* _TASK PROMPT_
Write out every line of the material as it stands, apart from the pictures.

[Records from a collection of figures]
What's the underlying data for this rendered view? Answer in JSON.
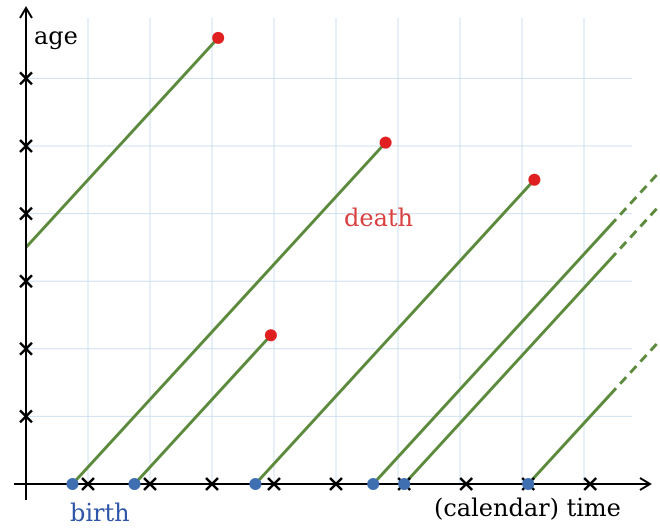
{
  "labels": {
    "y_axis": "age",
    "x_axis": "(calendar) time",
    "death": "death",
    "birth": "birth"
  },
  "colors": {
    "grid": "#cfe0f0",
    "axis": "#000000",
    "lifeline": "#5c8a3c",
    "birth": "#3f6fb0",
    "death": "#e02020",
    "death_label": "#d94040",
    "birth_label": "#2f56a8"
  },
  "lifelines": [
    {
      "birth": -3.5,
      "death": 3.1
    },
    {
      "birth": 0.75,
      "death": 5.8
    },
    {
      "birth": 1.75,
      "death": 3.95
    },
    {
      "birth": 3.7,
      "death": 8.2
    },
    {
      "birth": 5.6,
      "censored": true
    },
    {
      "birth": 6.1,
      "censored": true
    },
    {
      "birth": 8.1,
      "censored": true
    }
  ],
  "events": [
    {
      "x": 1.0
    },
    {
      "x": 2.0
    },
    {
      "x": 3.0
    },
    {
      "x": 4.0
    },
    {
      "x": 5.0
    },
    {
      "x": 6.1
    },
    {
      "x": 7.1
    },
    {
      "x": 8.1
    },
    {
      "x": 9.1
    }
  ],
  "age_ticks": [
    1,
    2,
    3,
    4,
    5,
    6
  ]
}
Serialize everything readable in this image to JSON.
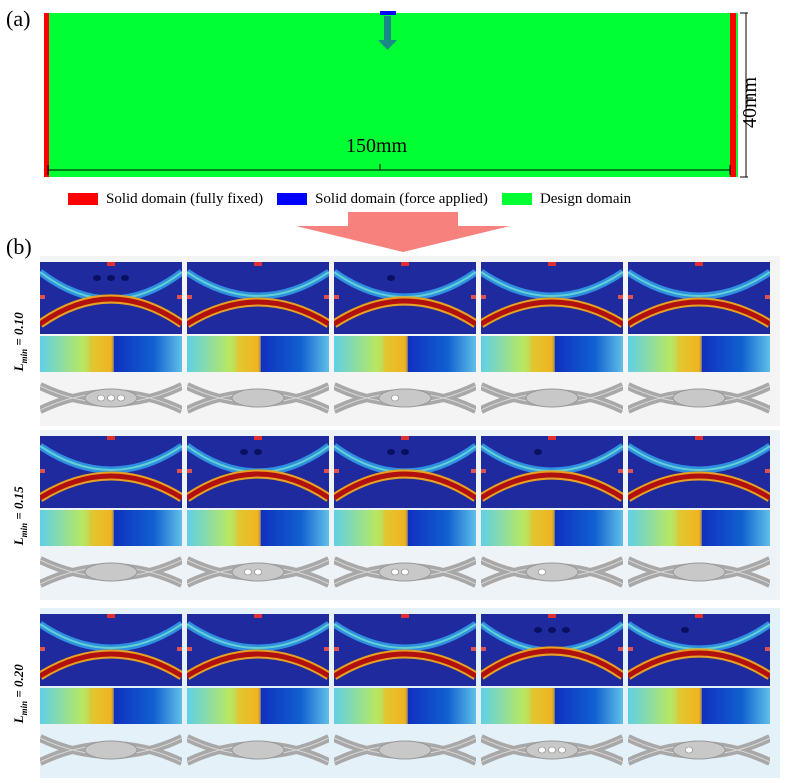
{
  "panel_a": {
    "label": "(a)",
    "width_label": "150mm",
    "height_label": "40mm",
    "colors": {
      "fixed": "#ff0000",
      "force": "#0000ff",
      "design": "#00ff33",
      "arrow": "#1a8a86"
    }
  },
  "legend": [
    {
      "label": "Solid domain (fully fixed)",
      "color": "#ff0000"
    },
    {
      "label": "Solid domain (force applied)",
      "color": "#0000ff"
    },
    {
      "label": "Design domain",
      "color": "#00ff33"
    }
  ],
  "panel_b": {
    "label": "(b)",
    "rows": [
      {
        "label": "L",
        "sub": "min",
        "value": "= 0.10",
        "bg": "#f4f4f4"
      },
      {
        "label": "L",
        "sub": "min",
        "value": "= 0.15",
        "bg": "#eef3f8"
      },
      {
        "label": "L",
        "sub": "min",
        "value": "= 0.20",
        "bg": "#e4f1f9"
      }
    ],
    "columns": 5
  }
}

* _FULL ANSWER_
What's the underlying data for this rendered view? Answer in JSON.
{
  "labels": {
    "y_axis": "age",
    "x_axis": "(calendar) time",
    "death": "death",
    "birth": "birth"
  },
  "colors": {
    "grid": "#cfe0f0",
    "axis": "#000000",
    "lifeline": "#5c8a3c",
    "birth": "#3f6fb0",
    "death": "#e02020",
    "death_label": "#d94040",
    "birth_label": "#2f56a8"
  },
  "lifelines": [
    {
      "birth": -3.5,
      "death": 3.1
    },
    {
      "birth": 0.75,
      "death": 5.8
    },
    {
      "birth": 1.75,
      "death": 3.95
    },
    {
      "birth": 3.7,
      "death": 8.2
    },
    {
      "birth": 5.6,
      "censored": true
    },
    {
      "birth": 6.1,
      "censored": true
    },
    {
      "birth": 8.1,
      "censored": true
    }
  ],
  "events": [
    {
      "x": 1.0
    },
    {
      "x": 2.0
    },
    {
      "x": 3.0
    },
    {
      "x": 4.0
    },
    {
      "x": 5.0
    },
    {
      "x": 6.1
    },
    {
      "x": 7.1
    },
    {
      "x": 8.1
    },
    {
      "x": 9.1
    }
  ],
  "age_ticks": [
    1,
    2,
    3,
    4,
    5,
    6
  ]
}
Serialize everything readable in this image to JSON.
{
  "panel_a": {
    "label": "(a)",
    "width_label": "150mm",
    "height_label": "40mm",
    "colors": {
      "fixed": "#ff0000",
      "force": "#0000ff",
      "design": "#00ff33",
      "arrow": "#1a8a86"
    }
  },
  "legend": [
    {
      "label": "Solid domain (fully fixed)",
      "color": "#ff0000"
    },
    {
      "label": "Solid domain (force applied)",
      "color": "#0000ff"
    },
    {
      "label": "Design domain",
      "color": "#00ff33"
    }
  ],
  "panel_b": {
    "label": "(b)",
    "rows": [
      {
        "label": "L",
        "sub": "min",
        "value": "= 0.10",
        "bg": "#f4f4f4"
      },
      {
        "label": "L",
        "sub": "min",
        "value": "= 0.15",
        "bg": "#eef3f8"
      },
      {
        "label": "L",
        "sub": "min",
        "value": "= 0.20",
        "bg": "#e4f1f9"
      }
    ],
    "columns": 5
  }
}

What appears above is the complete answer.